* [RECORDS PROVIDED]:
.....
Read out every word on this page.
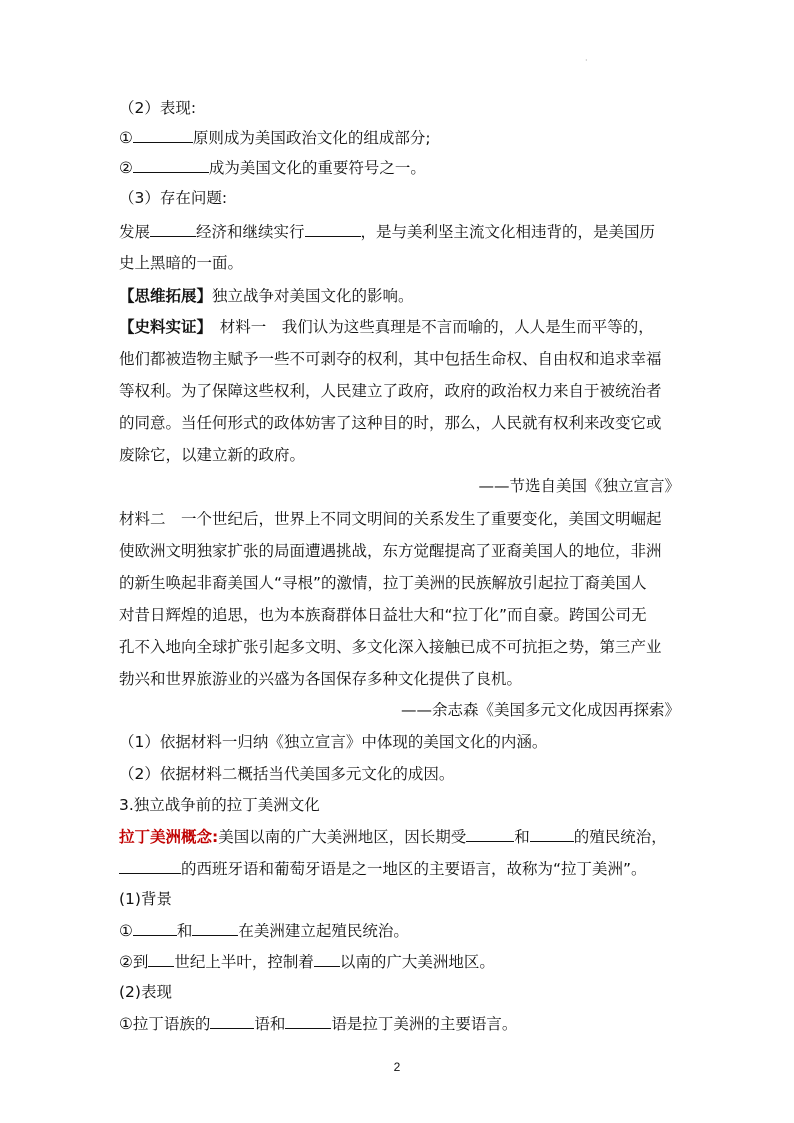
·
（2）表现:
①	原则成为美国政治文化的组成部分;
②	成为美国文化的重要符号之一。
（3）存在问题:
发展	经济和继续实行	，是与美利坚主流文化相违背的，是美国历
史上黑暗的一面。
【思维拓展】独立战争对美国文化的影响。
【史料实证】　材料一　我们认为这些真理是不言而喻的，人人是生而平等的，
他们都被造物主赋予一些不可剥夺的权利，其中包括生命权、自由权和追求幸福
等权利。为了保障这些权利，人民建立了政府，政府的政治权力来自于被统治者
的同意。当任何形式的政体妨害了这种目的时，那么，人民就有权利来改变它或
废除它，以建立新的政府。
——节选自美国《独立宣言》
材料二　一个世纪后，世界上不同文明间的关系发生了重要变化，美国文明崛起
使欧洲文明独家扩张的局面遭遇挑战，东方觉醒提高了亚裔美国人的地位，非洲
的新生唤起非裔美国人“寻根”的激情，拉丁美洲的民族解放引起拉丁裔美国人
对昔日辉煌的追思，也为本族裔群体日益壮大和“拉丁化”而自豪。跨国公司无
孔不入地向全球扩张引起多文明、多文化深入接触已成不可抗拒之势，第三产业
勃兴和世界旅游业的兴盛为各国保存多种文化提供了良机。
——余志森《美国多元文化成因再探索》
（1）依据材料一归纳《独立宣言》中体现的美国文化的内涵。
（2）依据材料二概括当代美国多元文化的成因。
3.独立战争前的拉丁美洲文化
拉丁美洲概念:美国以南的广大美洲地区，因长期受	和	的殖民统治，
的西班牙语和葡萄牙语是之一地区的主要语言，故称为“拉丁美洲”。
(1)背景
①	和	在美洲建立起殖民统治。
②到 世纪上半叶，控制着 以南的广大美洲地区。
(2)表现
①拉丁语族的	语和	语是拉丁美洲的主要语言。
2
.....
* [EXERCISE DIRECTIONS]:
Return the entries unchanged, save for the pictures, which do not belong in the copy.

* [OUTPUT FOR THIS EXERCISE]:
Read out every word on this page.
·
（2）表现:
①	原则成为美国政治文化的组成部分;
②	成为美国文化的重要符号之一。
（3）存在问题:
发展	经济和继续实行	，是与美利坚主流文化相违背的，是美国历
史上黑暗的一面。
【思维拓展】独立战争对美国文化的影响。
【史料实证】　材料一　我们认为这些真理是不言而喻的，人人是生而平等的，
他们都被造物主赋予一些不可剥夺的权利，其中包括生命权、自由权和追求幸福
等权利。为了保障这些权利，人民建立了政府，政府的政治权力来自于被统治者
的同意。当任何形式的政体妨害了这种目的时，那么，人民就有权利来改变它或
废除它，以建立新的政府。
——节选自美国《独立宣言》
材料二　一个世纪后，世界上不同文明间的关系发生了重要变化，美国文明崛起
使欧洲文明独家扩张的局面遭遇挑战，东方觉醒提高了亚裔美国人的地位，非洲
的新生唤起非裔美国人“寻根”的激情，拉丁美洲的民族解放引起拉丁裔美国人
对昔日辉煌的追思，也为本族裔群体日益壮大和“拉丁化”而自豪。跨国公司无
孔不入地向全球扩张引起多文明、多文化深入接触已成不可抗拒之势，第三产业
勃兴和世界旅游业的兴盛为各国保存多种文化提供了良机。
——余志森《美国多元文化成因再探索》
（1）依据材料一归纳《独立宣言》中体现的美国文化的内涵。
（2）依据材料二概括当代美国多元文化的成因。
3.独立战争前的拉丁美洲文化
拉丁美洲概念:美国以南的广大美洲地区，因长期受	和	的殖民统治，
的西班牙语和葡萄牙语是之一地区的主要语言，故称为“拉丁美洲”。
(1)背景
①	和	在美洲建立起殖民统治。
②到 世纪上半叶，控制着 以南的广大美洲地区。
(2)表现
①拉丁语族的	语和	语是拉丁美洲的主要语言。
2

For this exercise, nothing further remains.